╭──

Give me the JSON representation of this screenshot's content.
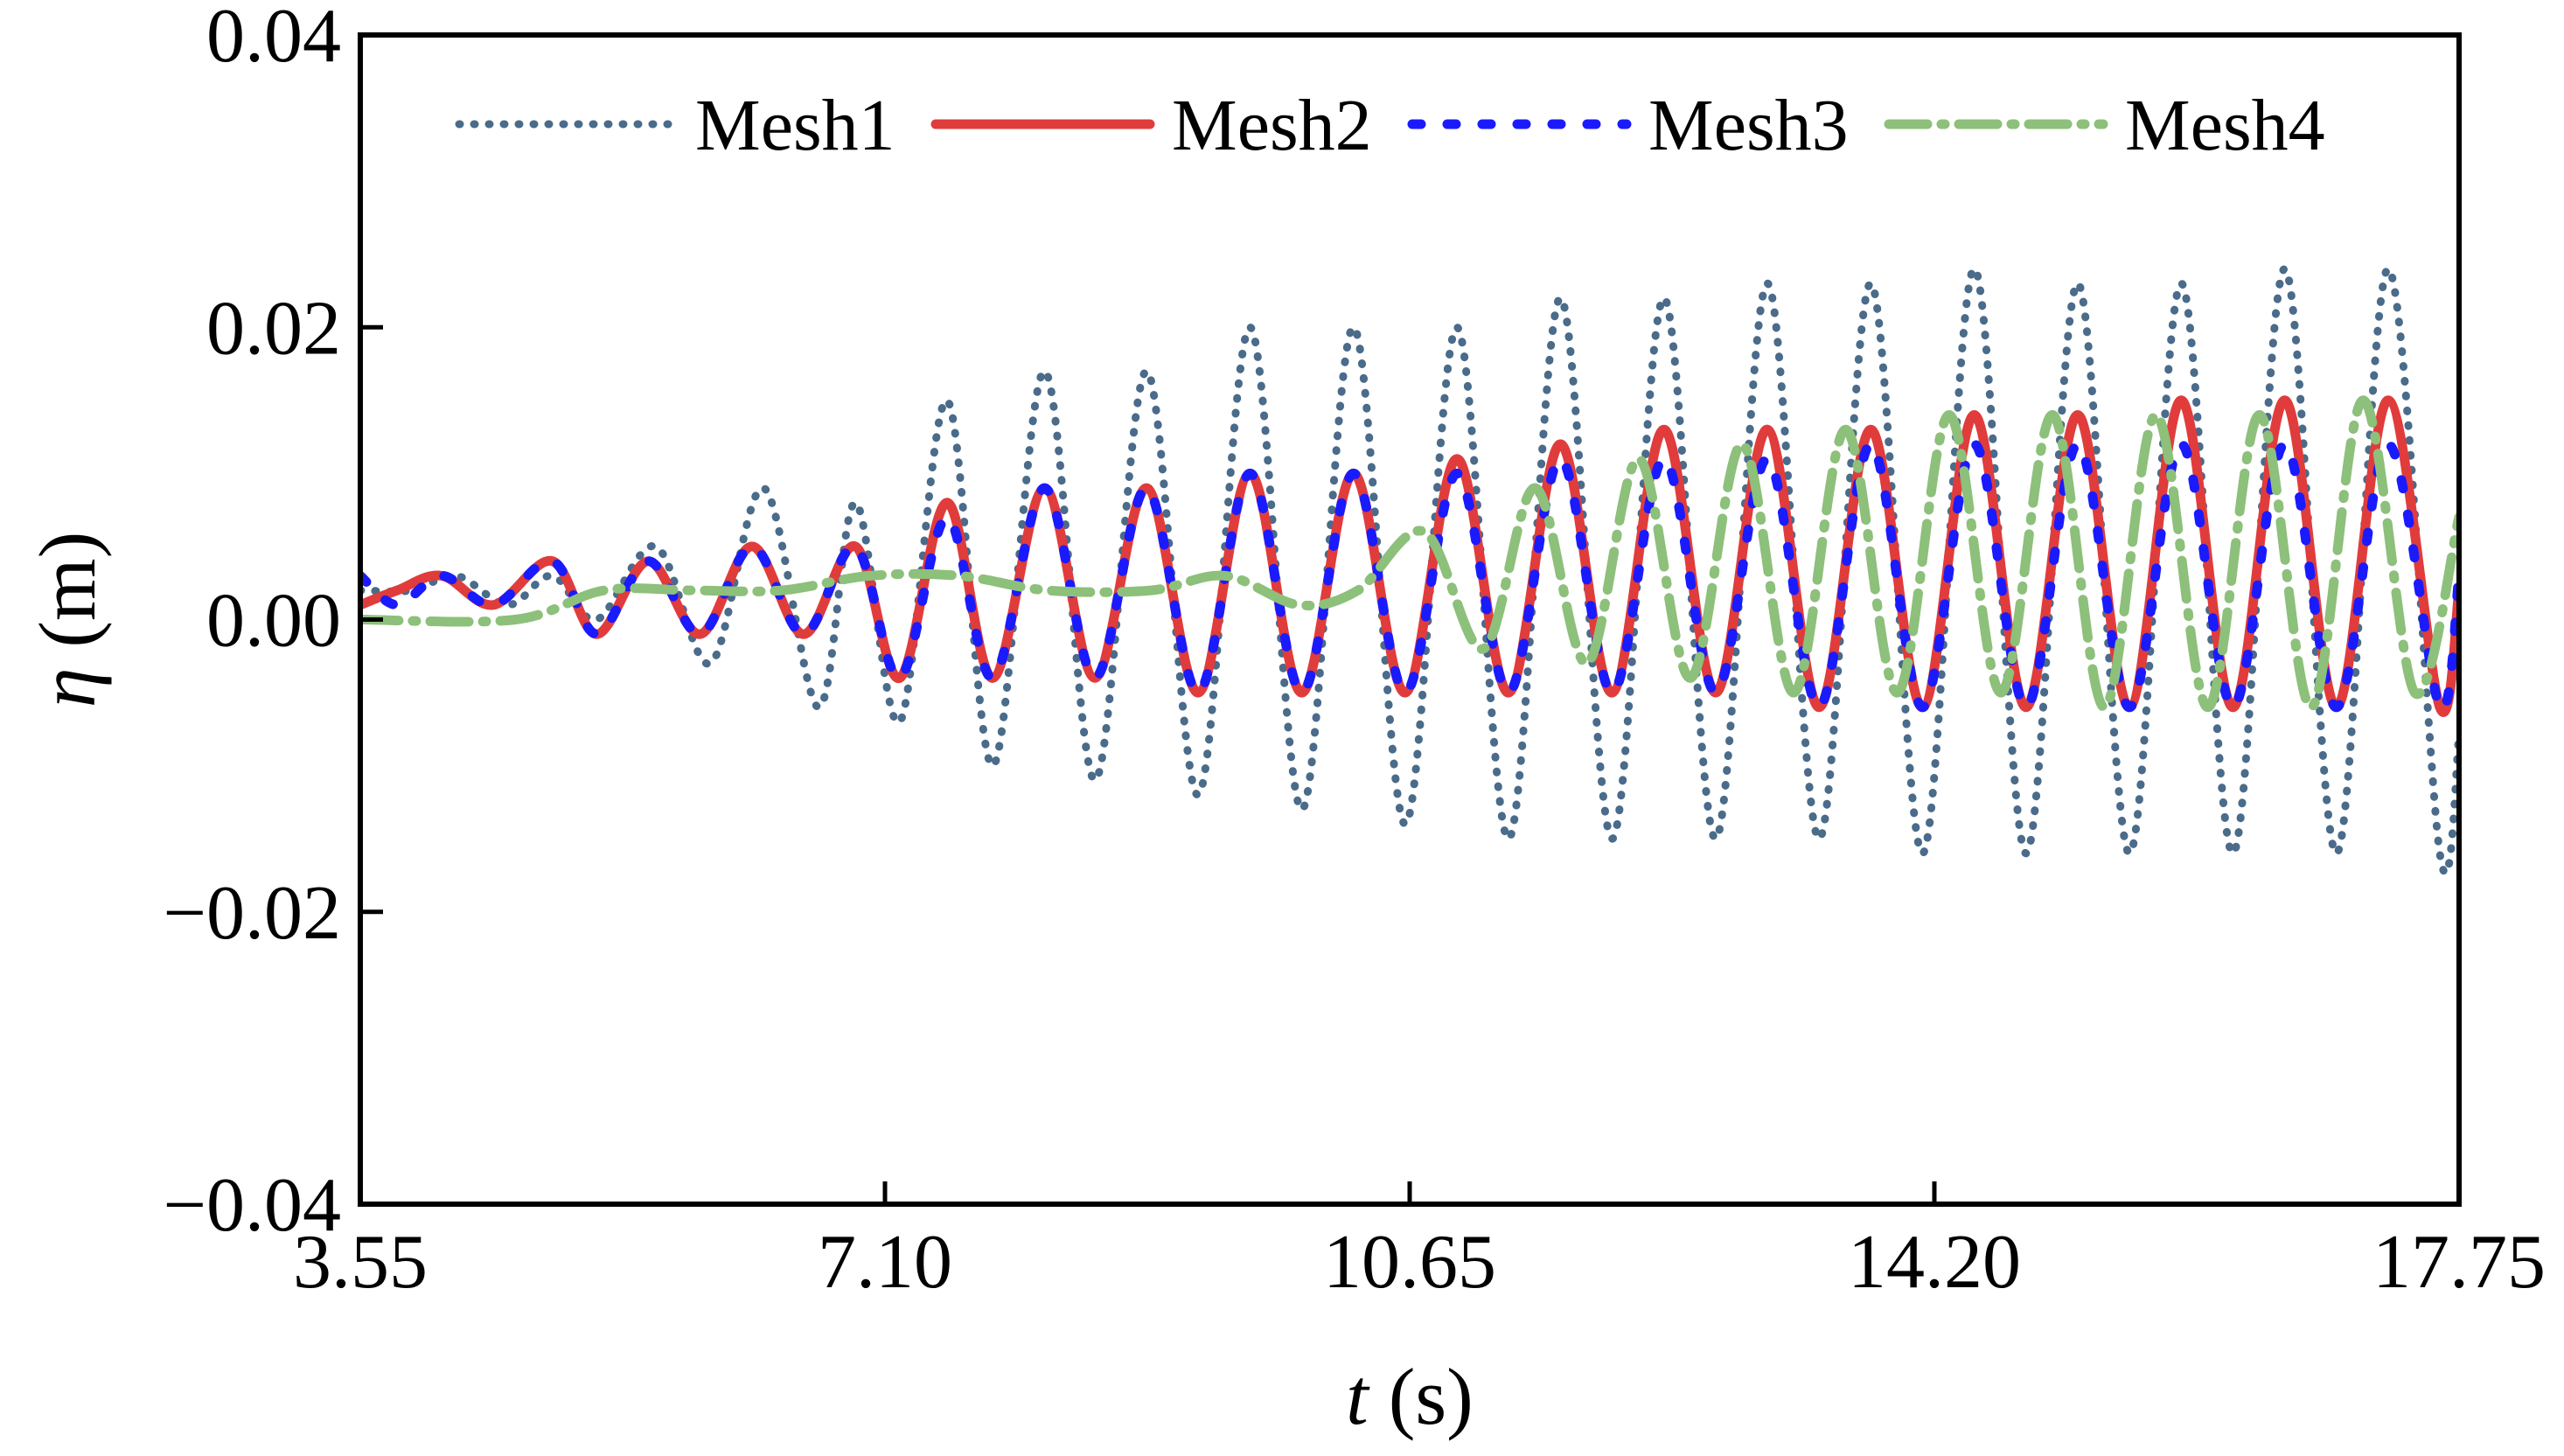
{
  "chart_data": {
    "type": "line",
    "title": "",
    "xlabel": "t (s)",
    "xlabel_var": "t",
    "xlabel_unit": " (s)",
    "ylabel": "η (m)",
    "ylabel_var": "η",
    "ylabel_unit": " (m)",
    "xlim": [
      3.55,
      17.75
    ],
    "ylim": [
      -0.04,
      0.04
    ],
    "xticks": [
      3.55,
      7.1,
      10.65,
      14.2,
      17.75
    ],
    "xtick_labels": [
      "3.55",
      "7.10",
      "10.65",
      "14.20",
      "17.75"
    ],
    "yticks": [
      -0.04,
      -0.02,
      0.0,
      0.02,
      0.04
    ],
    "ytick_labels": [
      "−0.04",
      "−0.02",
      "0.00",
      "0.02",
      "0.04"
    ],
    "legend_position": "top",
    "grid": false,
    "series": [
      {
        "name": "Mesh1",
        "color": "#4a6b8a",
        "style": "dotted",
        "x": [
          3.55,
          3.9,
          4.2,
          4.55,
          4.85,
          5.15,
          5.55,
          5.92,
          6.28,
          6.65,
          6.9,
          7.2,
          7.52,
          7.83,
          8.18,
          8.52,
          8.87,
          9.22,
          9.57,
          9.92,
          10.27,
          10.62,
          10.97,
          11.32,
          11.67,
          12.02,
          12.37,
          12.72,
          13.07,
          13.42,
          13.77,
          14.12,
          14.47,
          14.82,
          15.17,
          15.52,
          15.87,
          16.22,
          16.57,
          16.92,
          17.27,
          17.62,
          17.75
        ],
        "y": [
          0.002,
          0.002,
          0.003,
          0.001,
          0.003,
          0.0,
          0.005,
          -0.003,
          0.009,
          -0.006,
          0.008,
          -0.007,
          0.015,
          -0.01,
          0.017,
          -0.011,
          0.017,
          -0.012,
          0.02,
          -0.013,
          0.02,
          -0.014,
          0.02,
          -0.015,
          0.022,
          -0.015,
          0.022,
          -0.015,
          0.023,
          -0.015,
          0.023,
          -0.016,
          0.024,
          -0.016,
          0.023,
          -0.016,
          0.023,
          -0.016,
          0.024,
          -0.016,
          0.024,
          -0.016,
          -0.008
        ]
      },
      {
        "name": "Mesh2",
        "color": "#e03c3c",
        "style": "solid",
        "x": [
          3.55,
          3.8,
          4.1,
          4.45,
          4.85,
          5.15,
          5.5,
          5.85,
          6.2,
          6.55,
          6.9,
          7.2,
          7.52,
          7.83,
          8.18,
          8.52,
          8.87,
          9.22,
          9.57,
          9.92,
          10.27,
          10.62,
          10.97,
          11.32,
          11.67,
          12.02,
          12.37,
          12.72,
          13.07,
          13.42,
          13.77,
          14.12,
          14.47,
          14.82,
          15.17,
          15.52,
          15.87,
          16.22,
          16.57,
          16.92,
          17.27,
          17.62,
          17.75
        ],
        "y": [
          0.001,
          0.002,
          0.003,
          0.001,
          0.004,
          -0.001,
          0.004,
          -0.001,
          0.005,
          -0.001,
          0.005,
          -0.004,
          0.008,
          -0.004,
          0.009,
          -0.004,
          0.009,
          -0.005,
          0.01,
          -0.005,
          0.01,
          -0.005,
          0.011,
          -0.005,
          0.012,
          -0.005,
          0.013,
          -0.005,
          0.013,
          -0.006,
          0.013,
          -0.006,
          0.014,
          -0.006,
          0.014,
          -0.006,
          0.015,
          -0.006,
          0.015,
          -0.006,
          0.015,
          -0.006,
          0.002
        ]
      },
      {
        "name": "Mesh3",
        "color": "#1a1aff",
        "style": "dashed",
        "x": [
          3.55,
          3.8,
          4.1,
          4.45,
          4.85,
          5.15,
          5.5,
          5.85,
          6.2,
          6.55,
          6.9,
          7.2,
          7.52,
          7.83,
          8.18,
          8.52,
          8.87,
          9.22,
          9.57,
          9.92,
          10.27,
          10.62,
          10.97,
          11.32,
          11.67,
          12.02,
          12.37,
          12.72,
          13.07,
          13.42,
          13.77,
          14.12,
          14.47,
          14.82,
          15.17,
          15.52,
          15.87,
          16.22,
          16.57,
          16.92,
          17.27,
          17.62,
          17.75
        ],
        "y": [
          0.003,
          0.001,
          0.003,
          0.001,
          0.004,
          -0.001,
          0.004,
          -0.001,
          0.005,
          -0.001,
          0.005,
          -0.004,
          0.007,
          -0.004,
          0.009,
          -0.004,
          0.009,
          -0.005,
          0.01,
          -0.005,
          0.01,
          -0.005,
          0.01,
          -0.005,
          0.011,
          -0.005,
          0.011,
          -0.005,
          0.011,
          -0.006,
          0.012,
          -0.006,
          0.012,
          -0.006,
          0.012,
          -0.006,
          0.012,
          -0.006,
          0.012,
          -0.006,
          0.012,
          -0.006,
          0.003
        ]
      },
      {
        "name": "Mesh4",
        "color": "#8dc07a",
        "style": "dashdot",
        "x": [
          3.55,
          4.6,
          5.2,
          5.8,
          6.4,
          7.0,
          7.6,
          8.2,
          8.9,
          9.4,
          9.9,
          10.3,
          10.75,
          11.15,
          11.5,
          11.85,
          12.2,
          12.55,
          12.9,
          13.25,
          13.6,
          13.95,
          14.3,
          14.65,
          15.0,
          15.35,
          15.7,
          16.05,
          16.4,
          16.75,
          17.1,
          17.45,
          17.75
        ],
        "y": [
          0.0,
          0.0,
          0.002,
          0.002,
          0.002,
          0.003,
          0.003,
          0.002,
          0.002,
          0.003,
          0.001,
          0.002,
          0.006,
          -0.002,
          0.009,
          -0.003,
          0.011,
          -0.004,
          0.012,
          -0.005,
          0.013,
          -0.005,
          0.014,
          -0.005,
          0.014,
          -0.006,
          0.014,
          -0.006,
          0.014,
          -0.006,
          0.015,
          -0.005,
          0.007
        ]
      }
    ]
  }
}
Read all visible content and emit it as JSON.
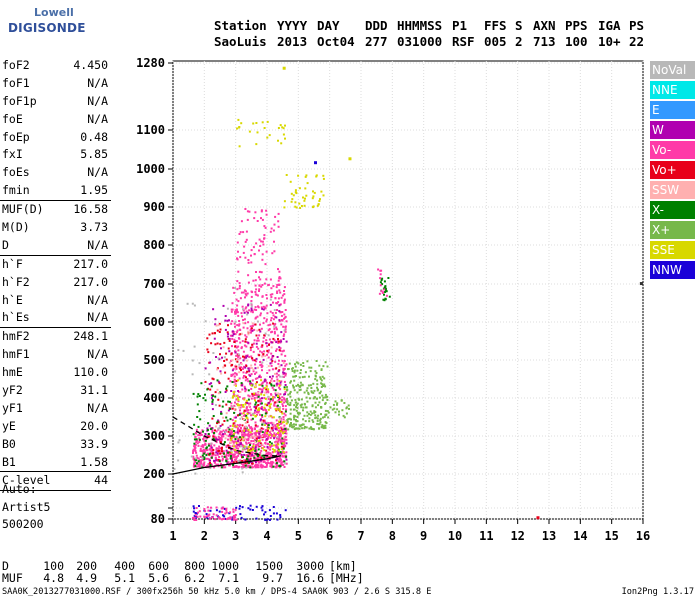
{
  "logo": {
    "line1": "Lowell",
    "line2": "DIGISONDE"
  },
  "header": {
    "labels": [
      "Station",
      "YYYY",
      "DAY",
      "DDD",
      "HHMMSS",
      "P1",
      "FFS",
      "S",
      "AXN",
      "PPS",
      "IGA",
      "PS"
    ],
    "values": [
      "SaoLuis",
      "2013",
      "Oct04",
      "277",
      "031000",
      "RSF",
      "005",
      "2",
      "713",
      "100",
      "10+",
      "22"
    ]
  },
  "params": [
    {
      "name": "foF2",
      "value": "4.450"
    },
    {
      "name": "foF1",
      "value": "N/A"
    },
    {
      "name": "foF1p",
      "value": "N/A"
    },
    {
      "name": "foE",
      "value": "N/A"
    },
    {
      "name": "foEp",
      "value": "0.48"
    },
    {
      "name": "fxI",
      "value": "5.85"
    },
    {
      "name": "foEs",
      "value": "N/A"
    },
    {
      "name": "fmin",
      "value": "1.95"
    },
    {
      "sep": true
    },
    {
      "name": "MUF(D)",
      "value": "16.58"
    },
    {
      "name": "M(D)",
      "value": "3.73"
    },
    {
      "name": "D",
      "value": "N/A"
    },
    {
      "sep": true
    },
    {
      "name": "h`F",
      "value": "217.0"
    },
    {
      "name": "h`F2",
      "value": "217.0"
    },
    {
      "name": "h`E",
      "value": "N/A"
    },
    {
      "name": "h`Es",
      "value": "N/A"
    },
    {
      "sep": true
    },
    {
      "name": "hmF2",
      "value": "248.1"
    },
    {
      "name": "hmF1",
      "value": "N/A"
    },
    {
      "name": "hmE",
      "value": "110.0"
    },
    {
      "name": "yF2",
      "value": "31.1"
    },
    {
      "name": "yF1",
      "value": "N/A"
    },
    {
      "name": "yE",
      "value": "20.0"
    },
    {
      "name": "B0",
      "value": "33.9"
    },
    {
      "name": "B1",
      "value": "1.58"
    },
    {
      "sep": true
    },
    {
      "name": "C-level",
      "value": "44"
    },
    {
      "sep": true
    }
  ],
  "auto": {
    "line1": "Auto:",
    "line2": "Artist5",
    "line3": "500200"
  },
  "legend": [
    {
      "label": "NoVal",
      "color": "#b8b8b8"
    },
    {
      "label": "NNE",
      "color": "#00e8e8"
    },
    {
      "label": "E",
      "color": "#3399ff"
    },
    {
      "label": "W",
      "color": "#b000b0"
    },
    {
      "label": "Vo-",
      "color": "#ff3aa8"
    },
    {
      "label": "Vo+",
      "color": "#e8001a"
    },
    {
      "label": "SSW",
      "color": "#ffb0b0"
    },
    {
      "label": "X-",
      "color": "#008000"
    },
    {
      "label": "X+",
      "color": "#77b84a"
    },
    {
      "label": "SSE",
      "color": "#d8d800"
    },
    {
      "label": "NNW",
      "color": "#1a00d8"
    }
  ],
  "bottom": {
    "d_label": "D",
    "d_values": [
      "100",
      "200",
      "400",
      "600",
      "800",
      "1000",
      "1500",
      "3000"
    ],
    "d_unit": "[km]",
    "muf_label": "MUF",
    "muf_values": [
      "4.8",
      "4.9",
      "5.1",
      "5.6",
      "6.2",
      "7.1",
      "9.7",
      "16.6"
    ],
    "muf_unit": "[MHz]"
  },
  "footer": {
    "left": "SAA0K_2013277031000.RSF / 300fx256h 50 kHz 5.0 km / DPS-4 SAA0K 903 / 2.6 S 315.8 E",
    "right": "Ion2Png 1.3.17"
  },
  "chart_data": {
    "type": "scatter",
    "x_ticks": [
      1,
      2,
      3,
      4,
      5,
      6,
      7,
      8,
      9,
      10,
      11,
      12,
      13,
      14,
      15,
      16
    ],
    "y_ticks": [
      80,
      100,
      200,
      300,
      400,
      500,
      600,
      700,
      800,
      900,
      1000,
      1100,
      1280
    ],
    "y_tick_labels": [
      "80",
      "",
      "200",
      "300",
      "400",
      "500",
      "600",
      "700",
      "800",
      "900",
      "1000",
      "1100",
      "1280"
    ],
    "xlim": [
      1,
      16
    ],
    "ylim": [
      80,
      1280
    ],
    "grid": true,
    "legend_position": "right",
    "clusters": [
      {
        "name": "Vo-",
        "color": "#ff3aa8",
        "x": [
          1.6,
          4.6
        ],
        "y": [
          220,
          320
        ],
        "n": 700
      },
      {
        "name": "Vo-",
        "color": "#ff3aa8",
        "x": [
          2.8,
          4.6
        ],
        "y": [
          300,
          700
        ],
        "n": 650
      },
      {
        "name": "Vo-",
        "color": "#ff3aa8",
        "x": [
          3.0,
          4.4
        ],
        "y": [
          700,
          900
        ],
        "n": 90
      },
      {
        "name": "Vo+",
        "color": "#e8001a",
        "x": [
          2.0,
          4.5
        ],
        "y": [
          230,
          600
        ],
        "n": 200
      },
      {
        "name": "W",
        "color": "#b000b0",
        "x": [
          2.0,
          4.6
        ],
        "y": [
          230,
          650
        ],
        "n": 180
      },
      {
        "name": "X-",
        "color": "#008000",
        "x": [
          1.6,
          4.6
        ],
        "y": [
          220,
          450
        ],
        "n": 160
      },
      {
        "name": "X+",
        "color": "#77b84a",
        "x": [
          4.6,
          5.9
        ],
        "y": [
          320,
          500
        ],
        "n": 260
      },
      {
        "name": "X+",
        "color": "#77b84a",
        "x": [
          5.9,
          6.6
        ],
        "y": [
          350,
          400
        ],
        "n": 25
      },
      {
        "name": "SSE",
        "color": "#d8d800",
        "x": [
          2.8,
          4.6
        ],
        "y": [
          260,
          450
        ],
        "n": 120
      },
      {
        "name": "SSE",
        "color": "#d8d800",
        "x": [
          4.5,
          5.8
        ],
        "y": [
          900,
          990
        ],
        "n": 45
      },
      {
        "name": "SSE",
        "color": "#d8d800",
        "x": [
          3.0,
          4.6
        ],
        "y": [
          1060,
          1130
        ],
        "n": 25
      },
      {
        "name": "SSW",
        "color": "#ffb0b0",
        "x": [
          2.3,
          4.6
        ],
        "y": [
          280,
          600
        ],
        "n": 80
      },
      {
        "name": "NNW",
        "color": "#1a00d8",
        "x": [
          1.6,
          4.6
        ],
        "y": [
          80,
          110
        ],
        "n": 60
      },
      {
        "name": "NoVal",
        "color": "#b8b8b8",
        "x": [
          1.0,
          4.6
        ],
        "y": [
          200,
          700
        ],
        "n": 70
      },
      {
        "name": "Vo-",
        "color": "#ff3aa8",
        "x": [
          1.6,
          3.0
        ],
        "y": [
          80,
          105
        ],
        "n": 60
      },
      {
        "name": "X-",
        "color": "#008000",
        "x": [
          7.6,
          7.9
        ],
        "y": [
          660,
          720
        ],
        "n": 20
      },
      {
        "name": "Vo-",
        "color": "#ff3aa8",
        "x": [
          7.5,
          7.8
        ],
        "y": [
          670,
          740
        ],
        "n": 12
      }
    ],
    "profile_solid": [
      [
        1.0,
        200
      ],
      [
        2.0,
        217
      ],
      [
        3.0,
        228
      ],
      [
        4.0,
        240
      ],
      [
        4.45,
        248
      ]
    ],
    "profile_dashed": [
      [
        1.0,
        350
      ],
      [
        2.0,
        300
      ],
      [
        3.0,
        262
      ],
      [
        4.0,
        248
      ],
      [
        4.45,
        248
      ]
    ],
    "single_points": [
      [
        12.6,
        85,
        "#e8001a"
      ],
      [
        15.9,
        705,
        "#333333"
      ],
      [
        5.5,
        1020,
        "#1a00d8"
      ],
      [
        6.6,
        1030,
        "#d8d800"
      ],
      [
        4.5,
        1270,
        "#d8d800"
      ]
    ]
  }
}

╰──

__AIM OF THE TASK__
Select every line where the word "content" occurs.

__RESPONSE TO THE TASK__
Give me the JSON representation of this screenshot's content.
Read all visible content and emit it as JSON.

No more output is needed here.